▶ [Your instructions] Go through the data below and gather each line containing "напевая".

(Data records)
========================================================================
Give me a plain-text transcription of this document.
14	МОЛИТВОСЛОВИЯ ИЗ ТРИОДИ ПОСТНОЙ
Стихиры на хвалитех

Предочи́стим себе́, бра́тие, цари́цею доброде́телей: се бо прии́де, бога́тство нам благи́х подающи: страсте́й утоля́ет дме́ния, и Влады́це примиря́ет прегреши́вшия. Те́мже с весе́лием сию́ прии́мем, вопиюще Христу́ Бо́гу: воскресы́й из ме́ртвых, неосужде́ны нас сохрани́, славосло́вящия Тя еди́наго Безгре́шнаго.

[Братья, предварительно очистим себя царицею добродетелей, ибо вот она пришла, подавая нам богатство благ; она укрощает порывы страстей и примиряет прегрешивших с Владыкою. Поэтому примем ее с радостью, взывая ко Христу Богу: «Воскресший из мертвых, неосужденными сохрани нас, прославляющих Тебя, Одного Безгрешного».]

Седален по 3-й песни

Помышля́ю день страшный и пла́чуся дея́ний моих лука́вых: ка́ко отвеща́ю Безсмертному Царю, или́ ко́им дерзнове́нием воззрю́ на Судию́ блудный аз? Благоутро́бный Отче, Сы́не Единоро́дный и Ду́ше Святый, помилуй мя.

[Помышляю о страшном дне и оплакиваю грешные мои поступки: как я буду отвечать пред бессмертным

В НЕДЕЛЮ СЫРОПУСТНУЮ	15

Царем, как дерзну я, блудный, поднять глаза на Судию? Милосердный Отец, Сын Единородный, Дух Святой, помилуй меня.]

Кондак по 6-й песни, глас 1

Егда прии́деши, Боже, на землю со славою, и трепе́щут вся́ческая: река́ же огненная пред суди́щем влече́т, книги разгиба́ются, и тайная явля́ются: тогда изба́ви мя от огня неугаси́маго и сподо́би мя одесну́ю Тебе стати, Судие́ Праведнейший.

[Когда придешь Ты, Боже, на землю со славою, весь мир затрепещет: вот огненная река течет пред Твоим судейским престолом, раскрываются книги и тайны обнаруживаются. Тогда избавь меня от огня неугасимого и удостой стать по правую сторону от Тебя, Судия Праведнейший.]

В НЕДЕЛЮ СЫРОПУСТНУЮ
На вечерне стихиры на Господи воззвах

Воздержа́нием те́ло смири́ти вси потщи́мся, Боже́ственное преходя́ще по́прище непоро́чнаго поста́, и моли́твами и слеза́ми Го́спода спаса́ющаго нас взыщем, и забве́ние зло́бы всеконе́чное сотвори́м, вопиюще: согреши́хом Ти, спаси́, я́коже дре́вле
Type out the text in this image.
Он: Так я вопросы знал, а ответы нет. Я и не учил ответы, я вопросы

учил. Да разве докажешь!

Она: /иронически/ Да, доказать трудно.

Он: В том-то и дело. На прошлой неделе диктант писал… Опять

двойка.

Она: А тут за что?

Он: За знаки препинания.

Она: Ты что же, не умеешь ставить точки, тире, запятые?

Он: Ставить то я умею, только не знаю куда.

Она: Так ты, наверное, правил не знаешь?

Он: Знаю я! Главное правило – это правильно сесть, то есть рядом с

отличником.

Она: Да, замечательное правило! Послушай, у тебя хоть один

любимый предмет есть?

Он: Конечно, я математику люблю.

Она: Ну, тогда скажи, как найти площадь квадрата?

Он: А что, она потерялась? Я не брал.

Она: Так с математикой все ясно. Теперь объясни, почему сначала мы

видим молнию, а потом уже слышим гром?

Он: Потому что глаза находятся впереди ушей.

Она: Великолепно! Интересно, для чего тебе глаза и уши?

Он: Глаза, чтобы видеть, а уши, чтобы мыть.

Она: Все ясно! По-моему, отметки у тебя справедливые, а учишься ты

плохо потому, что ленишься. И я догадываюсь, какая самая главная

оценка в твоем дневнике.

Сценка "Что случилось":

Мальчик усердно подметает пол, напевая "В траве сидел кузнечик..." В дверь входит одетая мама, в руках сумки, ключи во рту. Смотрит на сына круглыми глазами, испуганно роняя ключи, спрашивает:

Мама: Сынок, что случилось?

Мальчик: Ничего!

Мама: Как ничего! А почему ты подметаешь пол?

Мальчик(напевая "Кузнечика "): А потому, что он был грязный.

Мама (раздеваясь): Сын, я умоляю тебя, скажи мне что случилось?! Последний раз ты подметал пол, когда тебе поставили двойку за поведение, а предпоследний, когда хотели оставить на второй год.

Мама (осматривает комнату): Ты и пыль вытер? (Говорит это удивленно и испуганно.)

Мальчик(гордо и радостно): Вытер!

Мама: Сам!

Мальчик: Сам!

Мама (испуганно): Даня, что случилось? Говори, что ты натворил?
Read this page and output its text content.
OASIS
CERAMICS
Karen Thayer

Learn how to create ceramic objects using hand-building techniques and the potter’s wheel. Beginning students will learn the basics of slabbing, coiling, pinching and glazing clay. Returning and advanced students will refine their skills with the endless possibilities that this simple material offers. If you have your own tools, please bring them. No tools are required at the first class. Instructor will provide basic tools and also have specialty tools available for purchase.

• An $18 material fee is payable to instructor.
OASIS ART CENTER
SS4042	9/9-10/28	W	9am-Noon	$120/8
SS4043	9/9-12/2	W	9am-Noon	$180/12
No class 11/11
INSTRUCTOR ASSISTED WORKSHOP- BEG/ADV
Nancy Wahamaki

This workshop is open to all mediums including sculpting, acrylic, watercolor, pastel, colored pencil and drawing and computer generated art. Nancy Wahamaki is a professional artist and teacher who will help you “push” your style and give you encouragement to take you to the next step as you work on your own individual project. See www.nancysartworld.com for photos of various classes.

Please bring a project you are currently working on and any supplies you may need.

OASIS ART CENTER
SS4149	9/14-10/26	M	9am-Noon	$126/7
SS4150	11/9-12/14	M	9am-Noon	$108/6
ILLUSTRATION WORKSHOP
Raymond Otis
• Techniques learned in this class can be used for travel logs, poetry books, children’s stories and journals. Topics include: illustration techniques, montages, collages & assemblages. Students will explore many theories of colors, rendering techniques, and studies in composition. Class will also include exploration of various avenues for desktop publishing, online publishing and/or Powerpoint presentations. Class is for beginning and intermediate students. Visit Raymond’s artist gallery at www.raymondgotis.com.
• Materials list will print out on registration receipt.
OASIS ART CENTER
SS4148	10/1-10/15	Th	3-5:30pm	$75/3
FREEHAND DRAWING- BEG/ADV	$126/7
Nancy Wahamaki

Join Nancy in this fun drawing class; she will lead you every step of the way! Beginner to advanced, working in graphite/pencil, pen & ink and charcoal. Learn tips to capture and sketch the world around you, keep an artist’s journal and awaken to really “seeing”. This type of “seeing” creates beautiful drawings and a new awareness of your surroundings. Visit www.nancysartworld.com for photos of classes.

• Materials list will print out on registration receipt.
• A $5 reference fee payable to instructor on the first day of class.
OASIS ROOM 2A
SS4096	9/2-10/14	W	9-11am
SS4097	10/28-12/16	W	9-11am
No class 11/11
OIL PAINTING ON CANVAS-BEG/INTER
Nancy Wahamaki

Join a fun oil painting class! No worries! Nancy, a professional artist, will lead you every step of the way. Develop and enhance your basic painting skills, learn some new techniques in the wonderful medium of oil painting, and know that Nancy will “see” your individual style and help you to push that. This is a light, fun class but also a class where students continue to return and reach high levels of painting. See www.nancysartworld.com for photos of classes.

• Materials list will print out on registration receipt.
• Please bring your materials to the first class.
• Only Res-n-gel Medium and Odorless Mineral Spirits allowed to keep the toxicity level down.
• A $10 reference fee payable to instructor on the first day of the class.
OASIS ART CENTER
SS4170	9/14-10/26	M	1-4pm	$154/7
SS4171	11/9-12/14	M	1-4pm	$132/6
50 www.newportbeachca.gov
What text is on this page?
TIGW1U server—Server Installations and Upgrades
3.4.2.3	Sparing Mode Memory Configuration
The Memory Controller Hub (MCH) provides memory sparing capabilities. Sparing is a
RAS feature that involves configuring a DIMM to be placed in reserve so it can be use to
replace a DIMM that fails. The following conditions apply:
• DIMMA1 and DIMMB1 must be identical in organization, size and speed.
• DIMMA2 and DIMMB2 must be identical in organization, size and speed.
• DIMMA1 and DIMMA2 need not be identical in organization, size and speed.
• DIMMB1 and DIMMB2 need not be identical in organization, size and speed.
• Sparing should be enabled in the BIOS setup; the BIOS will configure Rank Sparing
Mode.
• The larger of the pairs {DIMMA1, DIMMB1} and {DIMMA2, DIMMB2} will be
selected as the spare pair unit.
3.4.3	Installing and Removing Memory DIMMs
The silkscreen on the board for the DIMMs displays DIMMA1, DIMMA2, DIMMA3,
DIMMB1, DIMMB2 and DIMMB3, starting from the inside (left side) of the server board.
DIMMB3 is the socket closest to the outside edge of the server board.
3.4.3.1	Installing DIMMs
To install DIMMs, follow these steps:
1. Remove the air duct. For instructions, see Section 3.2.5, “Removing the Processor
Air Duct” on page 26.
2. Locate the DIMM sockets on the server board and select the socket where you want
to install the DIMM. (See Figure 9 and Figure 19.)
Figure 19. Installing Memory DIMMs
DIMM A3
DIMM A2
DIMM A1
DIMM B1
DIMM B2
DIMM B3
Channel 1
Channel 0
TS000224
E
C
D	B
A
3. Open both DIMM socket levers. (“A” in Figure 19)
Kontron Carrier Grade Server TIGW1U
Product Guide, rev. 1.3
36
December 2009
========================================================================
▶ [Task response]
Мальчик усердно подметает пол, напевая "В траве сидел кузнечик..." В дверь входит одетая мама, в руках сумки, ключи во рту. Смотрит на сына круглыми глазами, испуганно роняя ключи, спрашивает:
Мальчик(напевая "Кузнечика "): А потому, что он был грязный.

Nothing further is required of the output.